*Description of the task*. Retype the records below exactly as they appear.

===== Items

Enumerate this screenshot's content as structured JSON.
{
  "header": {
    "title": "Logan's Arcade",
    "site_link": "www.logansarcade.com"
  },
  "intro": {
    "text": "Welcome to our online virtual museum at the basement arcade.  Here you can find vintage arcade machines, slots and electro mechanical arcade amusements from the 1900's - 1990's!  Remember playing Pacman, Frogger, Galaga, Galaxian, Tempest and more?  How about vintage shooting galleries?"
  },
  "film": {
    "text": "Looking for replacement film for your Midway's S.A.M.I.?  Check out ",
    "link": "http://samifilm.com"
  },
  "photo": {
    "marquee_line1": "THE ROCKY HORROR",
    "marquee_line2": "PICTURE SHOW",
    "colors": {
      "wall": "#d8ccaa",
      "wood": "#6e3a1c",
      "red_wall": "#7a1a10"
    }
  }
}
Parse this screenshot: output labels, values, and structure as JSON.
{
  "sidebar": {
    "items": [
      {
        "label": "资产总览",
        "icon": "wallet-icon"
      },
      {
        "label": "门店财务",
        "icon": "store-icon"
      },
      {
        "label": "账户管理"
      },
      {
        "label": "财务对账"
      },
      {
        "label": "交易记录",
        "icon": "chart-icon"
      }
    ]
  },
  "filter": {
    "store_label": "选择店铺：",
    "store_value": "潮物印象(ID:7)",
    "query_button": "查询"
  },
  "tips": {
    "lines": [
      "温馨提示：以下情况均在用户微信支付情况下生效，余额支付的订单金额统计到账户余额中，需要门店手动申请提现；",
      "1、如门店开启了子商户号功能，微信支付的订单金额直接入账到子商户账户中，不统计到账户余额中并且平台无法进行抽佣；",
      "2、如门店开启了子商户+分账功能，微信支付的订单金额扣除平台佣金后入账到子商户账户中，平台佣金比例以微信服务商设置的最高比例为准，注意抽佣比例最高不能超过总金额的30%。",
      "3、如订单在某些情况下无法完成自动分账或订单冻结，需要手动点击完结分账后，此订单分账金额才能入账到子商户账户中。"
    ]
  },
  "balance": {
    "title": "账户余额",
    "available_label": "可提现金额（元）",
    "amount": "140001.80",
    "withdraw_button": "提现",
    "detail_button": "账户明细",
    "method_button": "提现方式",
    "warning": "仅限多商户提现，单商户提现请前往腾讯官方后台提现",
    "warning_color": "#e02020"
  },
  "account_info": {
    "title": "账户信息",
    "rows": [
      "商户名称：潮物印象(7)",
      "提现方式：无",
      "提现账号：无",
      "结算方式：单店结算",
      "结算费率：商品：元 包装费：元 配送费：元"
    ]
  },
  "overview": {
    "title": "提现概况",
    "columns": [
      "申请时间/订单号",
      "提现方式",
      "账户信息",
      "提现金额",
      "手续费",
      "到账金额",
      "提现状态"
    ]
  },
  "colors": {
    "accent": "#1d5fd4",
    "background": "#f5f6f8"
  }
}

==========

*Solved problem*.
Enumerate this screenshot's content as structured JSON.
{
  "header": {
    "title": "Logan's Arcade",
    "site_link": "www.logansarcade.com"
  },
  "intro": {
    "text": "Welcome to our online virtual museum at the basement arcade.  Here you can find vintage arcade machines, slots and electro mechanical arcade amusements from the 1900's - 1990's!  Remember playing Pacman, Frogger, Galaga, Galaxian, Tempest and more?  How about vintage shooting galleries?"
  },
  "film": {
    "text": "Looking for replacement film for your Midway's S.A.M.I.?  Check out ",
    "link": "http://samifilm.com"
  },
  "photo": {
    "marquee_line1": "THE ROCKY HORROR",
    "marquee_line2": "PICTURE SHOW",
    "colors": {
      "wall": "#d8ccaa",
      "wood": "#6e3a1c",
      "red_wall": "#7a1a10"
    }
  }
}
Parse this screenshot: output labels, values, and structure as JSON.
{
  "sidebar": {
    "items": [
      {
        "label": "资产总览",
        "icon": "wallet-icon"
      },
      {
        "label": "门店财务",
        "icon": "store-icon"
      },
      {
        "label": "账户管理"
      },
      {
        "label": "财务对账"
      },
      {
        "label": "交易记录",
        "icon": "chart-icon"
      }
    ]
  },
  "filter": {
    "store_label": "选择店铺：",
    "store_value": "潮物印象(ID:7)",
    "query_button": "查询"
  },
  "tips": {
    "lines": [
      "温馨提示：以下情况均在用户微信支付情况下生效，余额支付的订单金额统计到账户余额中，需要门店手动申请提现；",
      "1、如门店开启了子商户号功能，微信支付的订单金额直接入账到子商户账户中，不统计到账户余额中并且平台无法进行抽佣；",
      "2、如门店开启了子商户+分账功能，微信支付的订单金额扣除平台佣金后入账到子商户账户中，平台佣金比例以微信服务商设置的最高比例为准，注意抽佣比例最高不能超过总金额的30%。",
      "3、如订单在某些情况下无法完成自动分账或订单冻结，需要手动点击完结分账后，此订单分账金额才能入账到子商户账户中。"
    ]
  },
  "balance": {
    "title": "账户余额",
    "available_label": "可提现金额（元）",
    "amount": "140001.80",
    "withdraw_button": "提现",
    "detail_button": "账户明细",
    "method_button": "提现方式",
    "warning": "仅限多商户提现，单商户提现请前往腾讯官方后台提现",
    "warning_color": "#e02020"
  },
  "account_info": {
    "title": "账户信息",
    "rows": [
      "商户名称：潮物印象(7)",
      "提现方式：无",
      "提现账号：无",
      "结算方式：单店结算",
      "结算费率：商品：元 包装费：元 配送费：元"
    ]
  },
  "overview": {
    "title": "提现概况",
    "columns": [
      "申请时间/订单号",
      "提现方式",
      "账户信息",
      "提现金额",
      "手续费",
      "到账金额",
      "提现状态"
    ]
  },
  "colors": {
    "accent": "#1d5fd4",
    "background": "#f5f6f8"
  }
}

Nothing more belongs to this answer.